* _WHAT IS EXPECTED_: Filter the listing and keep only the lines with the word "картам".

::: MATERIAL PROVIDED :::

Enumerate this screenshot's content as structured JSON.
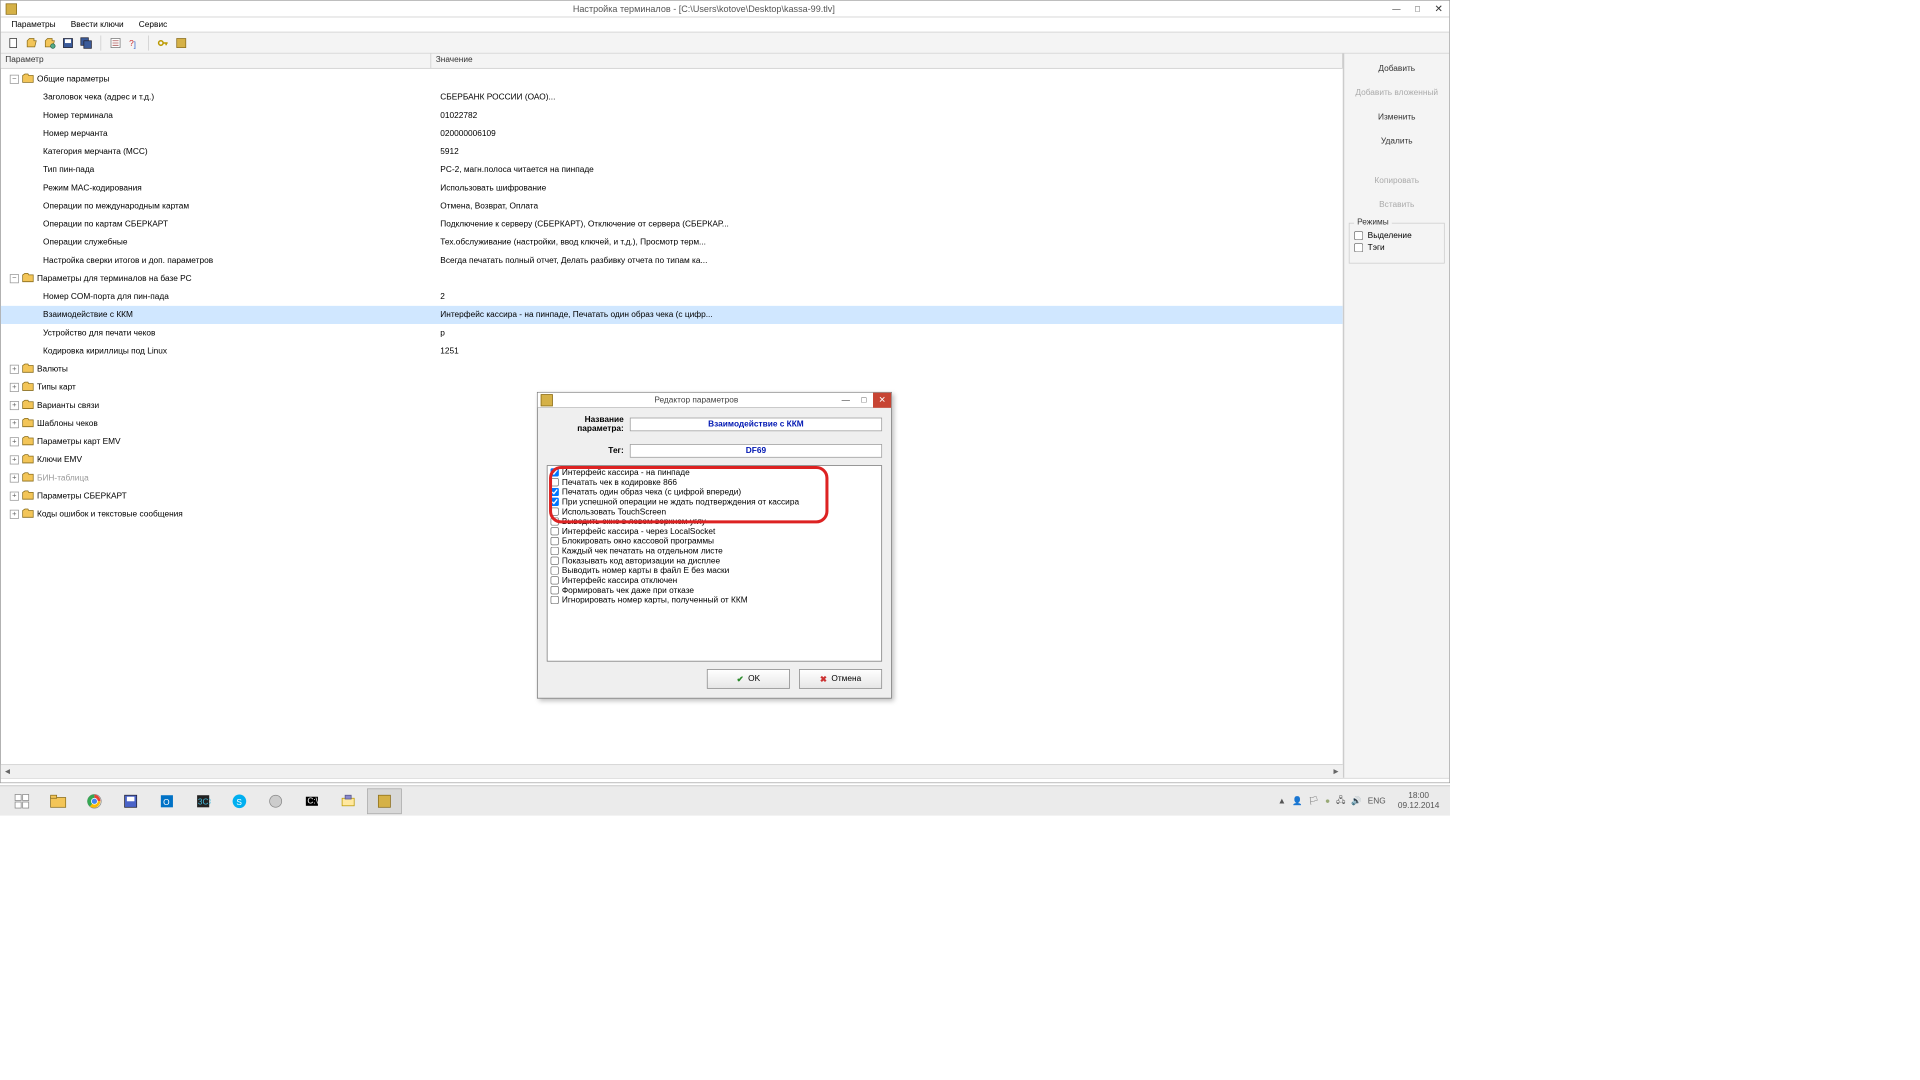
{
  "window": {
    "title": "Настройка терминалов - [C:\\Users\\kotove\\Desktop\\kassa-99.tlv]"
  },
  "menu": {
    "items": [
      "Параметры",
      "Ввести ключи",
      "Сервис"
    ]
  },
  "toolbar_icons": [
    "new",
    "open",
    "open2",
    "save",
    "saveall",
    "sep",
    "props",
    "help",
    "sep",
    "key",
    "opts"
  ],
  "grid": {
    "col_param": "Параметр",
    "col_value": "Значение",
    "rows": [
      {
        "d": 0,
        "exp": "-",
        "folder": true,
        "p": "Общие параметры",
        "v": ""
      },
      {
        "d": 1,
        "p": "Заголовок чека (адрес и т.д.)",
        "v": "СБЕРБАНК РОССИИ (ОАО)..."
      },
      {
        "d": 1,
        "p": "Номер терминала",
        "v": "01022782"
      },
      {
        "d": 1,
        "p": "Номер мерчанта",
        "v": "020000006109"
      },
      {
        "d": 1,
        "p": "Категория мерчанта (MCC)",
        "v": "5912"
      },
      {
        "d": 1,
        "p": "Тип пин-пада",
        "v": "PC-2, магн.полоса читается на пинпаде"
      },
      {
        "d": 1,
        "p": "Режим MAC-кодирования",
        "v": "Использовать шифрование"
      },
      {
        "d": 1,
        "p": "Операции по международным картам",
        "v": "Отмена, Возврат, Оплата"
      },
      {
        "d": 1,
        "p": "Операции по картам СБЕРКАРТ",
        "v": "Подключение к серверу (СБЕРКАРТ), Отключение от сервера (СБЕРКАР..."
      },
      {
        "d": 1,
        "p": "Операции служебные",
        "v": "Тех.обслуживание (настройки, ввод ключей, и т.д.), Просмотр терм..."
      },
      {
        "d": 1,
        "p": "Настройка сверки итогов и доп. параметров",
        "v": "Всегда печатать полный отчет, Делать разбивку отчета по типам ка..."
      },
      {
        "d": 0,
        "exp": "-",
        "folder": true,
        "p": "Параметры для терминалов на базе PC",
        "v": ""
      },
      {
        "d": 1,
        "p": "Номер COM-порта для пин-пада",
        "v": "2"
      },
      {
        "d": 1,
        "sel": true,
        "p": "Взаимодействие с ККМ",
        "v": "Интерфейс кассира - на пинпаде, Печатать один образ чека (с цифр..."
      },
      {
        "d": 1,
        "p": "Устройство для печати чеков",
        "v": "p"
      },
      {
        "d": 1,
        "p": "Кодировка кириллицы под Linux",
        "v": "1251"
      },
      {
        "d": 0,
        "exp": "+",
        "folder": true,
        "p": "Валюты",
        "v": ""
      },
      {
        "d": 0,
        "exp": "+",
        "folder": true,
        "p": "Типы карт",
        "v": ""
      },
      {
        "d": 0,
        "exp": "+",
        "folder": true,
        "p": "Варианты связи",
        "v": ""
      },
      {
        "d": 0,
        "exp": "+",
        "folder": true,
        "p": "Шаблоны чеков",
        "v": ""
      },
      {
        "d": 0,
        "exp": "+",
        "folder": true,
        "p": "Параметры карт EMV",
        "v": ""
      },
      {
        "d": 0,
        "exp": "+",
        "folder": true,
        "p": "Ключи EMV",
        "v": ""
      },
      {
        "d": 0,
        "exp": "+",
        "folder": true,
        "gray": true,
        "p": "БИН-таблица",
        "v": ""
      },
      {
        "d": 0,
        "exp": "+",
        "folder": true,
        "p": "Параметры СБЕРКАРТ",
        "v": ""
      },
      {
        "d": 0,
        "exp": "+",
        "folder": true,
        "p": "Коды ошибок и текстовые сообщения",
        "v": ""
      }
    ]
  },
  "sidepanel": {
    "buttons": [
      {
        "label": "Добавить",
        "dis": false
      },
      {
        "label": "Добавить вложенный",
        "dis": true
      },
      {
        "label": "Изменить",
        "dis": false
      },
      {
        "label": "Удалить",
        "dis": false
      },
      {
        "label": "Копировать",
        "dis": true
      },
      {
        "label": "Вставить",
        "dis": true
      }
    ],
    "reg_title": "Режимы",
    "reg_items": [
      "Выделение",
      "Тэги"
    ]
  },
  "modal": {
    "title": "Редактор параметров",
    "name_label": "Название параметра:",
    "name_value": "Взаимодействие с ККМ",
    "tag_label": "Тег:",
    "tag_value": "DF69",
    "items": [
      {
        "c": true,
        "t": "Интерфейс кассира - на пинпаде"
      },
      {
        "c": false,
        "t": "Печатать чек в кодировке 866"
      },
      {
        "c": true,
        "t": "Печатать один образ чека (с цифрой впереди)"
      },
      {
        "c": true,
        "t": "При успешной операции не ждать подтверждения от кассира"
      },
      {
        "c": false,
        "t": "Использовать TouchScreen"
      },
      {
        "c": false,
        "t": "Выводить окно в левом верхнем углу"
      },
      {
        "c": false,
        "t": "Интерфейс кассира - через LocalSocket"
      },
      {
        "c": false,
        "t": "Блокировать окно кассовой программы"
      },
      {
        "c": false,
        "t": "Каждый чек печатать на отдельном листе"
      },
      {
        "c": false,
        "t": "Показывать код авторизации на дисплее"
      },
      {
        "c": false,
        "t": "Выводить номер карты в файл E без маски"
      },
      {
        "c": false,
        "t": "Интерфейс кассира отключен"
      },
      {
        "c": false,
        "t": "Формировать чек даже при отказе"
      },
      {
        "c": false,
        "t": "Игнорировать номер карты, полученный от ККМ"
      }
    ],
    "ok": "OK",
    "cancel": "Отмена"
  },
  "taskbar": {
    "lang": "ENG",
    "time": "18:00",
    "date": "09.12.2014"
  }
}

:::

* _ANSWER IN FULL_:
        "p": "Операции по международным картам",
        "p": "Операции по картам СБЕРКАРТ",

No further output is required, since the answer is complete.